• [THE TASK]: Write the listing below out again exactly, dropping the images.

• [DATASET EXCERPTS]:

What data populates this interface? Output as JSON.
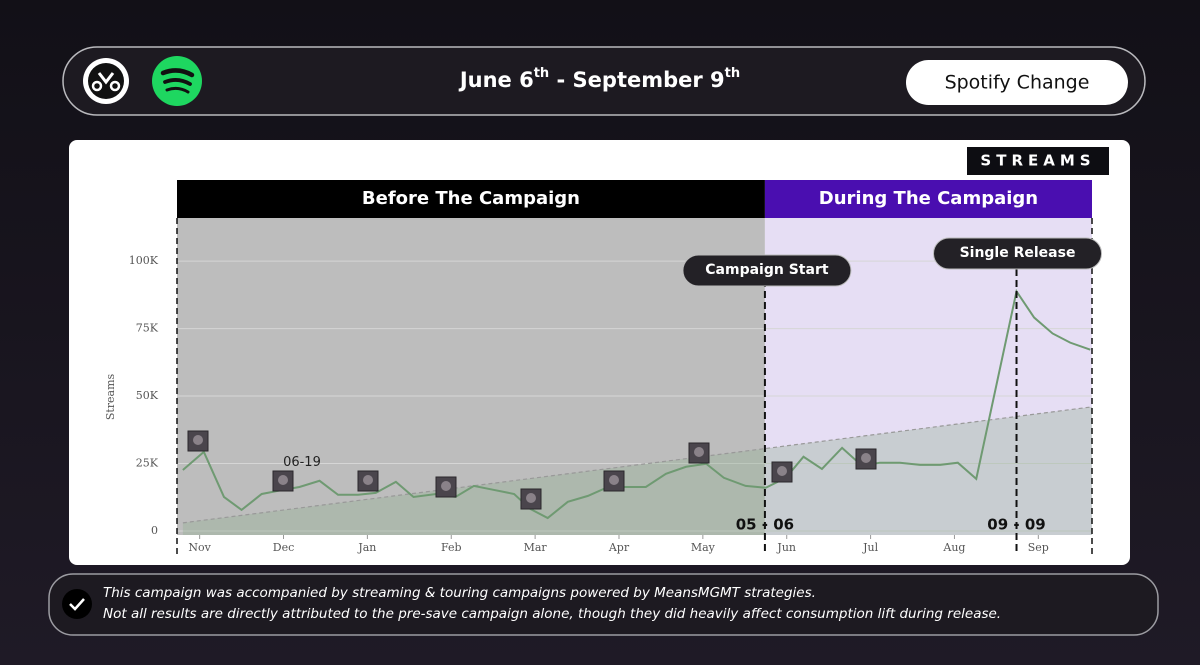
{
  "header": {
    "title_parts": [
      "June 6",
      "th",
      " - September 9",
      "th"
    ],
    "button": "Spotify Change"
  },
  "chart_data": {
    "type": "line",
    "badge": "STREAMS",
    "ylabel": "Streams",
    "xlim": [
      -0.27,
      10.64
    ],
    "xticks": [
      {
        "value": 0,
        "label": "Nov"
      },
      {
        "value": 1,
        "label": "Dec"
      },
      {
        "value": 2,
        "label": "Jan"
      },
      {
        "value": 3,
        "label": "Feb"
      },
      {
        "value": 4,
        "label": "Mar"
      },
      {
        "value": 5,
        "label": "Apr"
      },
      {
        "value": 6,
        "label": "May"
      },
      {
        "value": 7,
        "label": "Jun"
      },
      {
        "value": 8,
        "label": "Jul"
      },
      {
        "value": 9,
        "label": "Aug"
      },
      {
        "value": 10,
        "label": "Sep"
      }
    ],
    "ylim": [
      -1500,
      116000
    ],
    "yticks": [
      0,
      {
        "value": 25000,
        "label": "25K"
      },
      {
        "value": 50000,
        "label": "50K"
      },
      {
        "value": 75000,
        "label": "75K"
      },
      {
        "value": 100000,
        "label": "100K"
      }
    ],
    "grid": true,
    "regions": [
      {
        "label": "Before The Campaign",
        "x": [
          -0.27,
          6.74
        ],
        "color": "#bdbdbd",
        "header_color": "#000000"
      },
      {
        "label": "During The Campaign",
        "x": [
          6.74,
          10.64
        ],
        "color": "#e6def4",
        "header_color": "#4a0eb0"
      }
    ],
    "series": [
      {
        "name": "Streams",
        "color": "#6f9a72",
        "x": [
          -0.2,
          0.05,
          0.29,
          0.5,
          0.74,
          0.99,
          1.19,
          1.43,
          1.65,
          1.89,
          2.1,
          2.34,
          2.55,
          2.82,
          3.05,
          3.27,
          3.51,
          3.75,
          3.94,
          4.15,
          4.39,
          4.63,
          4.87,
          5.11,
          5.32,
          5.56,
          5.8,
          6.04,
          6.25,
          6.51,
          6.75,
          6.99,
          7.2,
          7.42,
          7.66,
          7.9,
          8.11,
          8.35,
          8.59,
          8.83,
          9.04,
          9.26,
          9.74,
          9.95,
          10.17,
          10.38,
          10.62
        ],
        "values": [
          22600,
          29300,
          12600,
          7800,
          13700,
          15200,
          16300,
          18600,
          13400,
          13400,
          14100,
          18200,
          12600,
          13700,
          12600,
          16700,
          15200,
          13700,
          8200,
          4800,
          10800,
          13000,
          16300,
          16300,
          16300,
          21200,
          23800,
          24900,
          19700,
          16700,
          16000,
          19700,
          27500,
          23000,
          30800,
          24100,
          25300,
          25300,
          24500,
          24500,
          25300,
          19300,
          88800,
          79100,
          73200,
          69800,
          67200
        ]
      },
      {
        "color": "#999999",
        "x": [
          -0.2,
          10.64
        ],
        "values": [
          3000,
          46000
        ]
      }
    ],
    "annotations": [
      {
        "label": "Campaign Start",
        "date_label": "05 - 06",
        "x": 6.74
      },
      {
        "label": "Single Release",
        "date_label": "09 - 09",
        "x": 9.74
      }
    ],
    "point_label": {
      "text": "06-19",
      "x": 1.22,
      "y": 25300
    }
  },
  "footer": {
    "lines": [
      "This campaign was accompanied by streaming & touring campaigns powered by MeansMGMT strategies.",
      "Not all results are directly attributed to the pre-save campaign alone, though they did heavily affect consumption lift during release."
    ]
  }
}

• [ANSWER FOR THIS EXERCISE]:
What data populates this interface? Output as JSON.
{
  "header": {
    "title_parts": [
      "June 6",
      "th",
      " - September 9",
      "th"
    ],
    "button": "Spotify Change"
  },
  "chart_data": {
    "type": "line",
    "badge": "STREAMS",
    "ylabel": "Streams",
    "xlim": [
      -0.27,
      10.64
    ],
    "xticks": [
      {
        "value": 0,
        "label": "Nov"
      },
      {
        "value": 1,
        "label": "Dec"
      },
      {
        "value": 2,
        "label": "Jan"
      },
      {
        "value": 3,
        "label": "Feb"
      },
      {
        "value": 4,
        "label": "Mar"
      },
      {
        "value": 5,
        "label": "Apr"
      },
      {
        "value": 6,
        "label": "May"
      },
      {
        "value": 7,
        "label": "Jun"
      },
      {
        "value": 8,
        "label": "Jul"
      },
      {
        "value": 9,
        "label": "Aug"
      },
      {
        "value": 10,
        "label": "Sep"
      }
    ],
    "ylim": [
      -1500,
      116000
    ],
    "yticks": [
      0,
      {
        "value": 25000,
        "label": "25K"
      },
      {
        "value": 50000,
        "label": "50K"
      },
      {
        "value": 75000,
        "label": "75K"
      },
      {
        "value": 100000,
        "label": "100K"
      }
    ],
    "grid": true,
    "regions": [
      {
        "label": "Before The Campaign",
        "x": [
          -0.27,
          6.74
        ],
        "color": "#bdbdbd",
        "header_color": "#000000"
      },
      {
        "label": "During The Campaign",
        "x": [
          6.74,
          10.64
        ],
        "color": "#e6def4",
        "header_color": "#4a0eb0"
      }
    ],
    "series": [
      {
        "name": "Streams",
        "color": "#6f9a72",
        "x": [
          -0.2,
          0.05,
          0.29,
          0.5,
          0.74,
          0.99,
          1.19,
          1.43,
          1.65,
          1.89,
          2.1,
          2.34,
          2.55,
          2.82,
          3.05,
          3.27,
          3.51,
          3.75,
          3.94,
          4.15,
          4.39,
          4.63,
          4.87,
          5.11,
          5.32,
          5.56,
          5.8,
          6.04,
          6.25,
          6.51,
          6.75,
          6.99,
          7.2,
          7.42,
          7.66,
          7.9,
          8.11,
          8.35,
          8.59,
          8.83,
          9.04,
          9.26,
          9.74,
          9.95,
          10.17,
          10.38,
          10.62
        ],
        "values": [
          22600,
          29300,
          12600,
          7800,
          13700,
          15200,
          16300,
          18600,
          13400,
          13400,
          14100,
          18200,
          12600,
          13700,
          12600,
          16700,
          15200,
          13700,
          8200,
          4800,
          10800,
          13000,
          16300,
          16300,
          16300,
          21200,
          23800,
          24900,
          19700,
          16700,
          16000,
          19700,
          27500,
          23000,
          30800,
          24100,
          25300,
          25300,
          24500,
          24500,
          25300,
          19300,
          88800,
          79100,
          73200,
          69800,
          67200
        ]
      },
      {
        "color": "#999999",
        "x": [
          -0.2,
          10.64
        ],
        "values": [
          3000,
          46000
        ]
      }
    ],
    "annotations": [
      {
        "label": "Campaign Start",
        "date_label": "05 - 06",
        "x": 6.74
      },
      {
        "label": "Single Release",
        "date_label": "09 - 09",
        "x": 9.74
      }
    ],
    "point_label": {
      "text": "06-19",
      "x": 1.22,
      "y": 25300
    }
  },
  "footer": {
    "lines": [
      "This campaign was accompanied by streaming & touring campaigns powered by MeansMGMT strategies.",
      "Not all results are directly attributed to the pre-save campaign alone, though they did heavily affect consumption lift during release."
    ]
  }
}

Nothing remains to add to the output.